Sezione di testo:
Assolutamente sì. Dobbiamo tenere a mente una cosa: che questo è un virus nuovo e quindi anche dal punto di vista scientifico ci sono delle incertezze. Mentre sia la politica che la gente comune associa la scienza a delle certezze. Che è un concetto sbagliato: come diceva Popper, la scienza è scienza finché non emerge una prova che confuta la scienza. Uno dei problemi è stato riportare alla considerazione comune le discussioni della comunità scientifica. Che non sono querelle, ma valutazioni cliniche, scientifiche. Degli orientamenti che vanno in una direzione piuttosto che in un'altra, ma è così che funziona e che porta alla fine ad evidenze considerate buone per tutti. È giusto che ci sia un confronto scientifico tra colleghi che fanno valutazioni diverse, ma quando questo dibattito viene portato alla popolazione generale ciò che viene percepito è un senso di incertezza. Ma l'incertezza scientifica è la base della scienza. La trasmissione dell'incertezza scientifica alla popolazione generale è una cosa che deve essere fatta con cautela.
Il ministro Speranza ha detto che la vaccinazione eterologa può anche essere più efficace. Ma perché è stato detto solo adesso, nel momento in cui sono cambiate le regole?

Istruzioni:
A. Riporta tutte le frasi del testo sull'incertezza scientifica che contengono la parola "incertezza" o il plurale "incertezze".
B. Prolunga il testo sull'incertezza scientifica a partire dalla domanda finale sul ministro Speranza e sulla vaccinazione eterologa.
I record non hanno alcun ruolo in questa parte.

Estratto del dataset:

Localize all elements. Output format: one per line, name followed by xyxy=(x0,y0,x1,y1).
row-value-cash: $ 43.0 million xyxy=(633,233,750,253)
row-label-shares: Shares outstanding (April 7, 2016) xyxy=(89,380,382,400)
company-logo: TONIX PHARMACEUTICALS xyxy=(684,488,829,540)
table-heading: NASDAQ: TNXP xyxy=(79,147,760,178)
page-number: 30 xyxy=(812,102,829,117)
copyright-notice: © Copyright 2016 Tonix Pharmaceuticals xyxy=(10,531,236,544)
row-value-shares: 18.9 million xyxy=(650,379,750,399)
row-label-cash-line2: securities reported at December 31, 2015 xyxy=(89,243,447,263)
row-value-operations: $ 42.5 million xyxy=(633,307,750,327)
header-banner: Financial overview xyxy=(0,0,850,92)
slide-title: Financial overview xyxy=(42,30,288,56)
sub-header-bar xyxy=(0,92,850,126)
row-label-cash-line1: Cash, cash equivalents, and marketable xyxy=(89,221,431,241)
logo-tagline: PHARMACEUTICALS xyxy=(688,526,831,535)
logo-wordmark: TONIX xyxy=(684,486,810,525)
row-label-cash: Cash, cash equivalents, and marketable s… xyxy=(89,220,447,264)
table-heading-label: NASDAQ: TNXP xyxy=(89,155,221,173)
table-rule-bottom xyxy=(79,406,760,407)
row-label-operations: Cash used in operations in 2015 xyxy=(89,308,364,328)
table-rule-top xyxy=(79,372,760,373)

Risultati attesi:
A.
1. "Dobbiamo tenere a mente una cosa: che questo è un virus nuovo e quindi anche dal punto di vista scientifico ci sono delle incertezze."
2. "È giusto che ci sia un confronto scientifico tra colleghi che fanno valutazioni diverse, ma quando questo dibattito viene portato alla popolazione generale ciò che viene percepito è un senso di incertezza."
3. "Ma l'incertezza scientifica è la base della scienza."
4. "La trasmissione dell'incertezza scientifica alla popolazione generale è una cosa che deve essere fatta con cautela."

B.
La vaccinazione eterologa non è nuova nel panorama scientifico. Si è fatto con l'influenza, con l'epatite B. Non è nulla di sconvolgente per la comunità scientifica. Glie enti regolatori con EMA e AIFA di norma autorizzano o raccomandano farmaci con la modalità di somministrazione di quel tipo di farmaco. Ma nel momento in cui ci si accorge di un possibile effetto avverso allora deve essere analizzata un'alternativa, che in questo caso è rappresentata dalla vaccinazione eterologa. Ci sono degli studi che hanno valutato la reattogenicità e l'immunogenicità. La prima è relativa all’analisi delle reazioni avverse, e si è visto che non sono superiori alla somministrazione “autologa”. Sulla seconda si è visto in diversi studi che c'è un importante aumento della risposta anticorpale. Ad esempio, la vaccinazione eterologa in Francia si fa da aprile, ed anche altri paesi con diverse modalità come Inghilterra, Germania, Spagna. Su questo serve chiarezza. Ad esempio, non si dovrebbe parlare di mix o di cocktail di vaccini, che hanno un'accezione negativa: la vaccinazione eterologa è un match.
Su Johnson & Johnson, per cui al momento c'è solo una raccomandazione, come stanno le cose?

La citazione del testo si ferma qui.